Give back each entry unchanged, minus pictures.

(Data tied to figure images)
------

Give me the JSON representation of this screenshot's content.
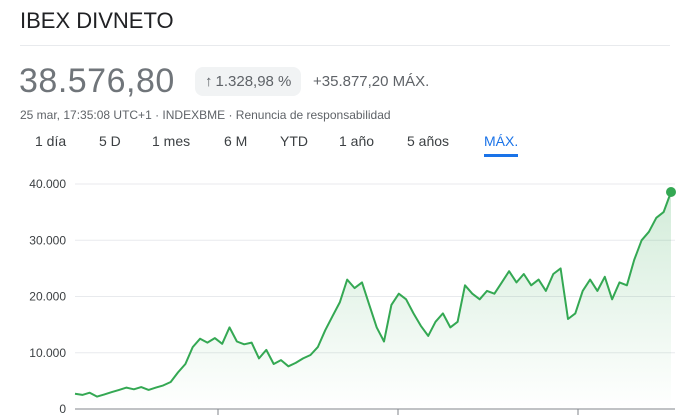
{
  "header": {
    "title": "IBEX DIVNETO"
  },
  "quote": {
    "price": "38.576,80",
    "change_pct": "1.328,98 %",
    "change_abs": "+35.877,20 MÁX.",
    "timestamp": "25 mar, 17:35:08 UTC+1",
    "exchange": "INDEXBME",
    "disclaimer": "Renuncia de responsabilidad",
    "separator": " · "
  },
  "tabs": [
    {
      "label": "1 día"
    },
    {
      "label": "5 D"
    },
    {
      "label": "1 mes"
    },
    {
      "label": "6 M"
    },
    {
      "label": "YTD"
    },
    {
      "label": "1 año"
    },
    {
      "label": "5 años"
    },
    {
      "label": "MÁX."
    }
  ],
  "colors": {
    "line": "#34a853",
    "accent": "#1a73e8"
  },
  "chart_data": {
    "type": "area",
    "title": "IBEX DIVNETO",
    "yticks": [
      "40.000",
      "30.000",
      "20.000",
      "10.000",
      "0"
    ],
    "ytick_values": [
      40000,
      30000,
      20000,
      10000,
      0
    ],
    "ylim": [
      0,
      40000
    ],
    "series": [
      {
        "name": "IBEX DIVNETO",
        "values": [
          2700,
          2500,
          2900,
          2200,
          2600,
          3000,
          3400,
          3800,
          3500,
          3900,
          3400,
          3800,
          4200,
          4800,
          6500,
          8000,
          11000,
          12500,
          11800,
          12600,
          11600,
          14500,
          12000,
          11500,
          11800,
          9000,
          10500,
          8000,
          8700,
          7600,
          8200,
          9000,
          9600,
          11000,
          14000,
          16500,
          19000,
          23000,
          21500,
          22500,
          18500,
          14500,
          12000,
          18500,
          20500,
          19500,
          17000,
          14800,
          13000,
          15500,
          17000,
          14500,
          15500,
          22000,
          20500,
          19500,
          21000,
          20500,
          22500,
          24500,
          22500,
          24000,
          22000,
          23000,
          21000,
          24000,
          25000,
          16000,
          17000,
          21000,
          23000,
          21000,
          23500,
          19500,
          22500,
          22000,
          26500,
          30000,
          31500,
          34000,
          35000,
          38576.8
        ]
      }
    ]
  }
}
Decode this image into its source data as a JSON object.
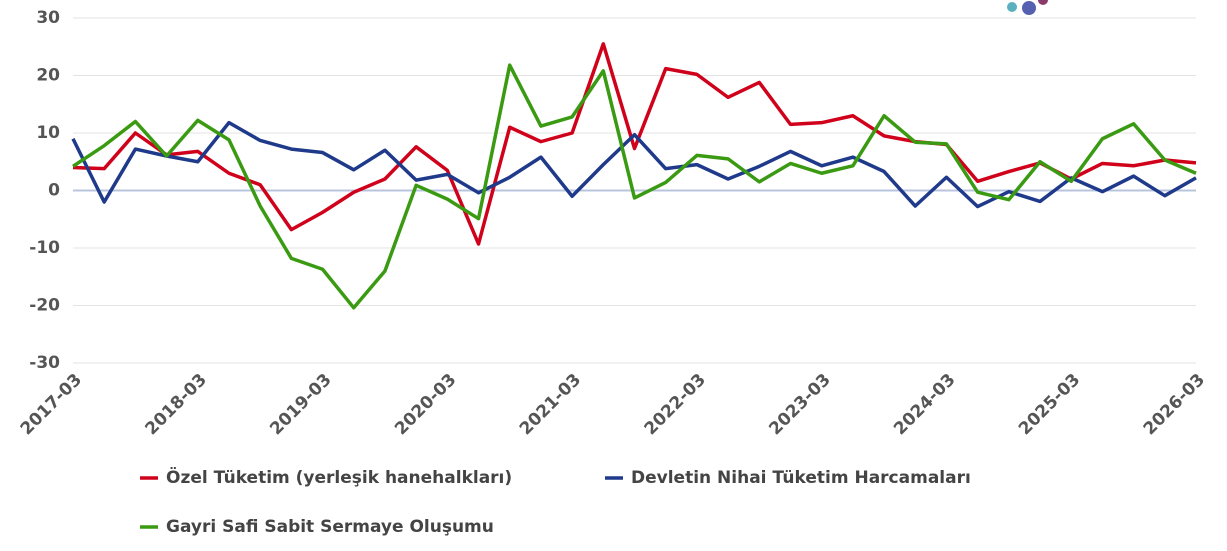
{
  "chart_data": {
    "type": "line",
    "categories": [
      "2017-03",
      null,
      null,
      null,
      "2018-03",
      null,
      null,
      null,
      "2019-03",
      null,
      null,
      null,
      "2020-03",
      null,
      null,
      null,
      "2021-03",
      null,
      null,
      null,
      "2022-03",
      null,
      null,
      null,
      "2023-03",
      null,
      null,
      null,
      "2024-03",
      null,
      null,
      null,
      "2025-03",
      null,
      null,
      null,
      "2026-03"
    ],
    "series": [
      {
        "name": "Özel Tüketim (yerleşik hanehalkları)",
        "color": "#d0021b",
        "values": [
          4,
          3.8,
          10,
          6.2,
          6.8,
          3,
          1,
          -6.8,
          -3.8,
          -0.3,
          2,
          7.6,
          3.5,
          -9.3,
          11,
          8.5,
          10,
          25.5,
          7.3,
          21.2,
          20.2,
          16.2,
          18.8,
          11.5,
          11.8,
          13,
          9.5,
          8.5,
          8,
          1.6,
          3.3,
          4.8,
          2,
          4.7,
          4.3,
          5.3,
          4.8
        ]
      },
      {
        "name": "Devletin Nihai Tüketim Harcamaları",
        "color": "#1f3a8a",
        "values": [
          9,
          -2,
          7.2,
          6,
          5,
          11.8,
          8.7,
          7.2,
          6.6,
          3.6,
          7,
          1.8,
          2.8,
          -0.4,
          2.3,
          5.8,
          -1,
          4.5,
          9.7,
          3.8,
          4.5,
          2,
          4.2,
          6.8,
          4.3,
          5.8,
          3.3,
          -2.7,
          2.3,
          -2.8,
          -0.2,
          -1.9,
          2.2,
          -0.2,
          2.5,
          -0.9,
          2.2
        ]
      },
      {
        "name": "Gayri Safi Sabit Sermaye Oluşumu",
        "color": "#3a9a12",
        "values": [
          4.2,
          7.8,
          12,
          6,
          12.2,
          8.8,
          -2.7,
          -11.8,
          -13.7,
          -20.4,
          -14,
          0.9,
          -1.5,
          -4.9,
          21.8,
          11.2,
          12.8,
          20.8,
          -1.3,
          1.4,
          6.1,
          5.5,
          1.5,
          4.7,
          3,
          4.3,
          13,
          8.4,
          8.1,
          -0.3,
          -1.6,
          5,
          1.6,
          9,
          11.6,
          5.3,
          3
        ]
      }
    ],
    "ylim": [
      -30,
      30
    ],
    "yticks": [
      -30,
      -20,
      -10,
      0,
      10,
      20,
      30
    ],
    "grid": true
  }
}
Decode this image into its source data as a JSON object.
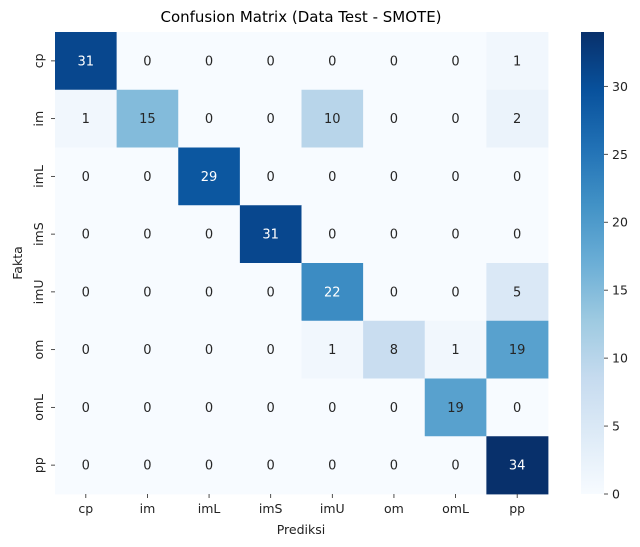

------

- **ANSWER TO THIS EXERCISE**
Give me the JSON representation of this screenshot's content.
{
  "header": {
    "title": "IBEX DIVNETO"
  },
  "quote": {
    "price": "38.576,80",
    "change_pct": "1.328,98 %",
    "change_abs": "+35.877,20 MÁX.",
    "timestamp": "25 mar, 17:35:08 UTC+1",
    "exchange": "INDEXBME",
    "disclaimer": "Renuncia de responsabilidad",
    "separator": " · "
  },
  "tabs": [
    {
      "label": "1 día"
    },
    {
      "label": "5 D"
    },
    {
      "label": "1 mes"
    },
    {
      "label": "6 M"
    },
    {
      "label": "YTD"
    },
    {
      "label": "1 año"
    },
    {
      "label": "5 años"
    },
    {
      "label": "MÁX."
    }
  ],
  "colors": {
    "line": "#34a853",
    "accent": "#1a73e8"
  },
  "chart_data": {
    "type": "area",
    "title": "IBEX DIVNETO",
    "yticks": [
      "40.000",
      "30.000",
      "20.000",
      "10.000",
      "0"
    ],
    "ytick_values": [
      40000,
      30000,
      20000,
      10000,
      0
    ],
    "ylim": [
      0,
      40000
    ],
    "series": [
      {
        "name": "IBEX DIVNETO",
        "values": [
          2700,
          2500,
          2900,
          2200,
          2600,
          3000,
          3400,
          3800,
          3500,
          3900,
          3400,
          3800,
          4200,
          4800,
          6500,
          8000,
          11000,
          12500,
          11800,
          12600,
          11600,
          14500,
          12000,
          11500,
          11800,
          9000,
          10500,
          8000,
          8700,
          7600,
          8200,
          9000,
          9600,
          11000,
          14000,
          16500,
          19000,
          23000,
          21500,
          22500,
          18500,
          14500,
          12000,
          18500,
          20500,
          19500,
          17000,
          14800,
          13000,
          15500,
          17000,
          14500,
          15500,
          22000,
          20500,
          19500,
          21000,
          20500,
          22500,
          24500,
          22500,
          24000,
          22000,
          23000,
          21000,
          24000,
          25000,
          16000,
          17000,
          21000,
          23000,
          21000,
          23500,
          19500,
          22500,
          22000,
          26500,
          30000,
          31500,
          34000,
          35000,
          38576.8
        ]
      }
    ]
  }
}
Decode this image into its source data as a JSON object.
{
  "chart_data": {
    "type": "line",
    "categories": [
      "2017-03",
      null,
      null,
      null,
      "2018-03",
      null,
      null,
      null,
      "2019-03",
      null,
      null,
      null,
      "2020-03",
      null,
      null,
      null,
      "2021-03",
      null,
      null,
      null,
      "2022-03",
      null,
      null,
      null,
      "2023-03",
      null,
      null,
      null,
      "2024-03",
      null,
      null,
      null,
      "2025-03",
      null,
      null,
      null,
      "2026-03"
    ],
    "series": [
      {
        "name": "Özel Tüketim (yerleşik hanehalkları)",
        "color": "#d0021b",
        "values": [
          4,
          3.8,
          10,
          6.2,
          6.8,
          3,
          1,
          -6.8,
          -3.8,
          -0.3,
          2,
          7.6,
          3.5,
          -9.3,
          11,
          8.5,
          10,
          25.5,
          7.3,
          21.2,
          20.2,
          16.2,
          18.8,
          11.5,
          11.8,
          13,
          9.5,
          8.5,
          8,
          1.6,
          3.3,
          4.8,
          2,
          4.7,
          4.3,
          5.3,
          4.8
        ]
      },
      {
        "name": "Devletin Nihai Tüketim Harcamaları",
        "color": "#1f3a8a",
        "values": [
          9,
          -2,
          7.2,
          6,
          5,
          11.8,
          8.7,
          7.2,
          6.6,
          3.6,
          7,
          1.8,
          2.8,
          -0.4,
          2.3,
          5.8,
          -1,
          4.5,
          9.7,
          3.8,
          4.5,
          2,
          4.2,
          6.8,
          4.3,
          5.8,
          3.3,
          -2.7,
          2.3,
          -2.8,
          -0.2,
          -1.9,
          2.2,
          -0.2,
          2.5,
          -0.9,
          2.2
        ]
      },
      {
        "name": "Gayri Safi Sabit Sermaye Oluşumu",
        "color": "#3a9a12",
        "values": [
          4.2,
          7.8,
          12,
          6,
          12.2,
          8.8,
          -2.7,
          -11.8,
          -13.7,
          -20.4,
          -14,
          0.9,
          -1.5,
          -4.9,
          21.8,
          11.2,
          12.8,
          20.8,
          -1.3,
          1.4,
          6.1,
          5.5,
          1.5,
          4.7,
          3,
          4.3,
          13,
          8.4,
          8.1,
          -0.3,
          -1.6,
          5,
          1.6,
          9,
          11.6,
          5.3,
          3
        ]
      }
    ],
    "ylim": [
      -30,
      30
    ],
    "yticks": [
      -30,
      -20,
      -10,
      0,
      10,
      20,
      30
    ],
    "grid": true
  }
}
Decode this image into its source data as a JSON object.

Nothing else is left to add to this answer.